+++ BRANO DA LEGGERE +++
Mentre ormai sta diventando chiaro agli occhi di tutti il fallimento di una politica fondata su onestà e purezza della fedina penale ecco la riscossa a cinque stelle con la carta dell’onesta contro la corruzione. Diciamolo subito con franchezza: si tratta solo di un’arma di distrazione di massa per far sì che televisioni e giornali smettano di parlare della struttura antidemocratica di un partito che con la scusa dell’onestà espelle chi vuole senza rispettare alcuna regola. Ma consideriamo oggi un po’ più a fondo questa vera e propria ideologia dell’onestà che contraddistingue il M5s.

Il seguito è un fatto difficilmente confutabile: il capitale finanziario nella sua attuale fase di sviluppo ha superato quella che aveva prodotto nel secondo dopoguerra il cosiddetto welfare state. In questa precedente fase la politica conservava ancora un margine di autonomia, la presenza in particolare di una forza operaia concentrata, con partiti che nel bene e nel male rappresentavano i suoi valori e i suoi interessi, alimentava la possibilità di un’azione, per dirla schmittianamente “katechontica“, capace cioè di frenare i peggiori spiriti animali del capitalismo.
+++ CONTENUTO DEI DATI +++
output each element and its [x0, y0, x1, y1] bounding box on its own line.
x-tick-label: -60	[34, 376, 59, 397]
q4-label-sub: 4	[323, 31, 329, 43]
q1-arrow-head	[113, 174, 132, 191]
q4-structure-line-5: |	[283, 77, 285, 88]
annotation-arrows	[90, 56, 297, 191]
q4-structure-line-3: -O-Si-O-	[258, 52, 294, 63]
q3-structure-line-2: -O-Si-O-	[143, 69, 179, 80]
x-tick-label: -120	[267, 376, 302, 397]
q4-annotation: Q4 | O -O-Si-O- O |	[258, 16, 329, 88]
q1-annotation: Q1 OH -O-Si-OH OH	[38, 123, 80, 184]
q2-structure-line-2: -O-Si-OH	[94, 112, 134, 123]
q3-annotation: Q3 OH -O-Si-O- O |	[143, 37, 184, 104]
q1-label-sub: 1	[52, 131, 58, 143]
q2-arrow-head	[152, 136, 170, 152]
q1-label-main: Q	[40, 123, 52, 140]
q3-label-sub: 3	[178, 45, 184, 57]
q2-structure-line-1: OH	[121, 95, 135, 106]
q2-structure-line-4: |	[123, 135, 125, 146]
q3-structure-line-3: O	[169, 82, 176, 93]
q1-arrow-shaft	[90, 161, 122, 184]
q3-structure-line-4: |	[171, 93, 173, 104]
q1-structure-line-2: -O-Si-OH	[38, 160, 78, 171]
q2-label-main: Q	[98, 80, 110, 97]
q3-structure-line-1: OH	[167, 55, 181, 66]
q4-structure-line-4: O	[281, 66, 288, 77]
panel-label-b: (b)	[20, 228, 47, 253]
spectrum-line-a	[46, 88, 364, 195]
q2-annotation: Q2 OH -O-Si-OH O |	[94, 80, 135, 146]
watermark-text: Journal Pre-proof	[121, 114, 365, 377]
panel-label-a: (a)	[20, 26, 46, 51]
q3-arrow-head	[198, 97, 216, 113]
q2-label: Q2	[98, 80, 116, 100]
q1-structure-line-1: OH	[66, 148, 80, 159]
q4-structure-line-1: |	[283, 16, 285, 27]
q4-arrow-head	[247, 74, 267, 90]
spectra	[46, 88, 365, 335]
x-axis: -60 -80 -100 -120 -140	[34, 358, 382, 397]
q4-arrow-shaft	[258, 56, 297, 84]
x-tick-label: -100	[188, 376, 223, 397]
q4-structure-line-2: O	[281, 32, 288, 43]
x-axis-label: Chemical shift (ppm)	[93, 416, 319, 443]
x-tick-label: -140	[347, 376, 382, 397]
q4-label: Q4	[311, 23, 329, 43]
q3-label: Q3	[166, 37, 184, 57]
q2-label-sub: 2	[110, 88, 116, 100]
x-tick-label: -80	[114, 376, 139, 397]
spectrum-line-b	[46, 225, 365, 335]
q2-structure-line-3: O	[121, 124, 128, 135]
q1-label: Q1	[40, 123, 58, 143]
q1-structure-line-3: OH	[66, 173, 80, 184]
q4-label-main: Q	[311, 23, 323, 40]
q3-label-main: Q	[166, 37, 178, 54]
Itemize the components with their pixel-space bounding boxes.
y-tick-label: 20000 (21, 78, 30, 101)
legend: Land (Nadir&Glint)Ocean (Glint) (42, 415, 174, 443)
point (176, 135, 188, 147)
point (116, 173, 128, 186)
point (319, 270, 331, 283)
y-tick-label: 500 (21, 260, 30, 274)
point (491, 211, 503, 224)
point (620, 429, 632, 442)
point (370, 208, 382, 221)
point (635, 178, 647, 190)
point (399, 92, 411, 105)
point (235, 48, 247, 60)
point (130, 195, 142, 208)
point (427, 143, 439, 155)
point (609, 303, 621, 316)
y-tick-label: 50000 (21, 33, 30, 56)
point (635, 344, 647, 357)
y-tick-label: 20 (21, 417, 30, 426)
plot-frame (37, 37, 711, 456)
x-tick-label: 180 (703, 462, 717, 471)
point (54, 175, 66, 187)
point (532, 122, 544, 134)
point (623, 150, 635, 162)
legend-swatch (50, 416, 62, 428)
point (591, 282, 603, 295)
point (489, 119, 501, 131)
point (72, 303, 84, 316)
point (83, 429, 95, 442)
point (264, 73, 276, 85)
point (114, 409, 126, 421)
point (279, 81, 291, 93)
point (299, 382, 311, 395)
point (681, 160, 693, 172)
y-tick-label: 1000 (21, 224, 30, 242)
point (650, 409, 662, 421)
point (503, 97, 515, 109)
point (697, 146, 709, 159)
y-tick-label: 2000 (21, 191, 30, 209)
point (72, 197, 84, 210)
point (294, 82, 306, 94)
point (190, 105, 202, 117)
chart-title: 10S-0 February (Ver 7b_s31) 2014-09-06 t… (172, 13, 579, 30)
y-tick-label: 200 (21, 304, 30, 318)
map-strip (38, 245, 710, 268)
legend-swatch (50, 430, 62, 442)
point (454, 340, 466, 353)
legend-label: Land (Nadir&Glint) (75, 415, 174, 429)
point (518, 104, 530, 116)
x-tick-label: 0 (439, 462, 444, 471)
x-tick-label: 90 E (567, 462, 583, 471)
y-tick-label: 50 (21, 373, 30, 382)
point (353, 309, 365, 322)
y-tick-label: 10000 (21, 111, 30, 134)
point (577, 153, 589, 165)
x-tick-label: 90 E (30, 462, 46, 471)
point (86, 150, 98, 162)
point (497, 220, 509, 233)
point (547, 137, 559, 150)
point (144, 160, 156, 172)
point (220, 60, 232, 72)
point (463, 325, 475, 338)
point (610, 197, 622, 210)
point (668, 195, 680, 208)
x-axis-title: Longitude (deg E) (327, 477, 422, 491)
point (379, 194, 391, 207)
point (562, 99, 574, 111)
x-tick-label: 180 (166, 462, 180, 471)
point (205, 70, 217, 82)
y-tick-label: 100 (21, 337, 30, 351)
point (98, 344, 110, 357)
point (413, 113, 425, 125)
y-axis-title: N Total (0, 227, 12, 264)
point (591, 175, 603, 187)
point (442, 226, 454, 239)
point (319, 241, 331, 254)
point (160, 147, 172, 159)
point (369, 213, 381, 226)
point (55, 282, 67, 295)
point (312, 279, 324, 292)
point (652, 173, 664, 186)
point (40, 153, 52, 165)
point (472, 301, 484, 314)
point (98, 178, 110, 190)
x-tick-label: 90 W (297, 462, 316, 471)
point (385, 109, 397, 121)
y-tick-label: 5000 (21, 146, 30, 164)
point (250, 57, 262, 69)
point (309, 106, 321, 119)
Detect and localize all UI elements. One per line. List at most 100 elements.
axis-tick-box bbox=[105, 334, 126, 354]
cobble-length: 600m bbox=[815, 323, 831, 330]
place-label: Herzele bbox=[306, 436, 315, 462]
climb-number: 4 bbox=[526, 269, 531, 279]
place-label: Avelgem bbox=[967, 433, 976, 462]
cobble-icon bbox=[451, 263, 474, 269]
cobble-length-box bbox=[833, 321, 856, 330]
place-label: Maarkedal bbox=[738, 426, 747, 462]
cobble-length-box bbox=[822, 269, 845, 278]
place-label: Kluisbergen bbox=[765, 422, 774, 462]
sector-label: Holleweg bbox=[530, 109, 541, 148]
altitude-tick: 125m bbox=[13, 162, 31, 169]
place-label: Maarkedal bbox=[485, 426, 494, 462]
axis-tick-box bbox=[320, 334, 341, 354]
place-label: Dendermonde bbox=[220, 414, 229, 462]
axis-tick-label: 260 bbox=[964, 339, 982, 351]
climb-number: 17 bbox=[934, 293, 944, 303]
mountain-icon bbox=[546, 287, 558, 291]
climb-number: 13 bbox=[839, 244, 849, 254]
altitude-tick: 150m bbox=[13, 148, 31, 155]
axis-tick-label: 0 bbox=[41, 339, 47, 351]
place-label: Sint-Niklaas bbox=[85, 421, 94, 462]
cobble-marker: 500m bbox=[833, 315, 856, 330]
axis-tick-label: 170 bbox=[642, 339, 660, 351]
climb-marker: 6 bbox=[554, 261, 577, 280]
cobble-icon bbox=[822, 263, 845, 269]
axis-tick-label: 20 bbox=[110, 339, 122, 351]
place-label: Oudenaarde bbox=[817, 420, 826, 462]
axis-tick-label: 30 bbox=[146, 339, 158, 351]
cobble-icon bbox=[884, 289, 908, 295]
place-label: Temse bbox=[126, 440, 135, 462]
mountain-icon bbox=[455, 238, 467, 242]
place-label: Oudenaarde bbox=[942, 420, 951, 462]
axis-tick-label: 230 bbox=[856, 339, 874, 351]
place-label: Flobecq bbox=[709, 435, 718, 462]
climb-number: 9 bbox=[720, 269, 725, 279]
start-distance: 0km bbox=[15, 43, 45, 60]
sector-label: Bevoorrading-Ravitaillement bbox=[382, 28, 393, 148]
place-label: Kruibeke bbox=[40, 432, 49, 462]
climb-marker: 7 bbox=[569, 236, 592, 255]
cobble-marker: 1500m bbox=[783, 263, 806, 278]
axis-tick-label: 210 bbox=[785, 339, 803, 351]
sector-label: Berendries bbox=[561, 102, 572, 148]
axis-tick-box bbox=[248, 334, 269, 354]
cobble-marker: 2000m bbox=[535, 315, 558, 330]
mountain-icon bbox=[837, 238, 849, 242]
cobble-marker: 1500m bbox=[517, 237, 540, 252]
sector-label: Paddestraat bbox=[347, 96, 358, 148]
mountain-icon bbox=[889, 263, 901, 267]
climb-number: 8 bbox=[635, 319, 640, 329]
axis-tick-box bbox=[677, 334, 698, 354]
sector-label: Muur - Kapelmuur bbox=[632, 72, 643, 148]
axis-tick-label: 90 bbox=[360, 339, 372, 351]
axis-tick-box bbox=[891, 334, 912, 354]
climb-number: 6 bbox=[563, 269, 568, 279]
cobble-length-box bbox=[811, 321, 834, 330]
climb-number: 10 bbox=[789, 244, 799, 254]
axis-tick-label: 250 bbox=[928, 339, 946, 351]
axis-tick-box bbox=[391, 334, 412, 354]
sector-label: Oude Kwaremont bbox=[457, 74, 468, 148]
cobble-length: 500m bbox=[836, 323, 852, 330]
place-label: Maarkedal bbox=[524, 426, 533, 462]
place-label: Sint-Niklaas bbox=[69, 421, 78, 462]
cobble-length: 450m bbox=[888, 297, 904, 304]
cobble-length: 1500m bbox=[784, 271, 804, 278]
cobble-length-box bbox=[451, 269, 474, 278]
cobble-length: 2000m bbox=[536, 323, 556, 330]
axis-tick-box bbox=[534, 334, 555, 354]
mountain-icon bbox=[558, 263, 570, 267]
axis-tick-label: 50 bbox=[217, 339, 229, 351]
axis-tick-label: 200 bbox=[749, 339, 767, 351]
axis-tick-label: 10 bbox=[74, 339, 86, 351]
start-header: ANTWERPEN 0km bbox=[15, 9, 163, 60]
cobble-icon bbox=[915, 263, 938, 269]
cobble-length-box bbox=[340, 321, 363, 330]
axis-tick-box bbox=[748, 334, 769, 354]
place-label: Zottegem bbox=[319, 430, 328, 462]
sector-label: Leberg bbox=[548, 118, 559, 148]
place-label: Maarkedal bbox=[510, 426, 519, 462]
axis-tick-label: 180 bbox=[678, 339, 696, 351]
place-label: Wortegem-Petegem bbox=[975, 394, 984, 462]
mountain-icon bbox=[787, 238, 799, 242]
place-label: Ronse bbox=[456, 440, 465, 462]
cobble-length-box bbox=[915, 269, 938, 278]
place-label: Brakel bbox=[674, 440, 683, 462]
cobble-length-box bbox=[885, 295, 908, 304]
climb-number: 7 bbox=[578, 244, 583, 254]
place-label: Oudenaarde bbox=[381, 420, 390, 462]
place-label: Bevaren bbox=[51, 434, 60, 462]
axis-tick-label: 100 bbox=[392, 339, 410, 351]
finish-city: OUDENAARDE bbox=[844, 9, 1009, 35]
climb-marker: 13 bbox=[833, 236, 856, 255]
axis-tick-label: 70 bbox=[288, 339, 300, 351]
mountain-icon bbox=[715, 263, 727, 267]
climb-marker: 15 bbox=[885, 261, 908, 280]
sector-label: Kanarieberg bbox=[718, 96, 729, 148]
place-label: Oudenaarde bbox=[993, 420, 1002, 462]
+++
◆ **CONSEGNA A**
Rispondi a queste domande sul brano sull'ideologia dell'onestà:
(i) Che cosa fa il partito con la scusa dell'onestà?
(ii) Quale fase ha superato il capitale finanziario nella sua attuale fase di sviluppo?
(iii) Che cosa conservava ancora la politica nella fase precedente?
◆ **CONSEGNA B**
Cambia "welfare state" in "stato sociale" nel tratto del brano sull'ideologia dell'onestà che va da "Il seguito è" fino a "animali del capitalismo.", e riscrivi quel tratto.
Questi record non servono.

◆ **RISULTATO DELL'ESERCIZIO A**
(i) Espelle chi vuole senza rispettare alcuna regola.
(ii) Ha superato la fase che aveva prodotto nel secondo dopoguerra il cosiddetto welfare state.
(iii) Conservava ancora un margine di autonomia.

◆ **RISULTATO DELL'ESERCIZIO B**
Il seguito è un fatto difficilmente confutabile: il capitale finanziario nella sua attuale fase di sviluppo ha superato quella che aveva prodotto nel secondo dopoguerra il cosiddetto stato sociale. In questa precedente fase la politica conservava ancora un margine di autonomia, la presenza in particolare di una forza operaia concentrata, con partiti che nel bene e nel male rappresentavano i suoi valori e i suoi interessi, alimentava la possibilità di un’azione, per dirla schmittianamente “katechontica“, capace cioè di frenare i peggiori spiriti animali del capitalismo.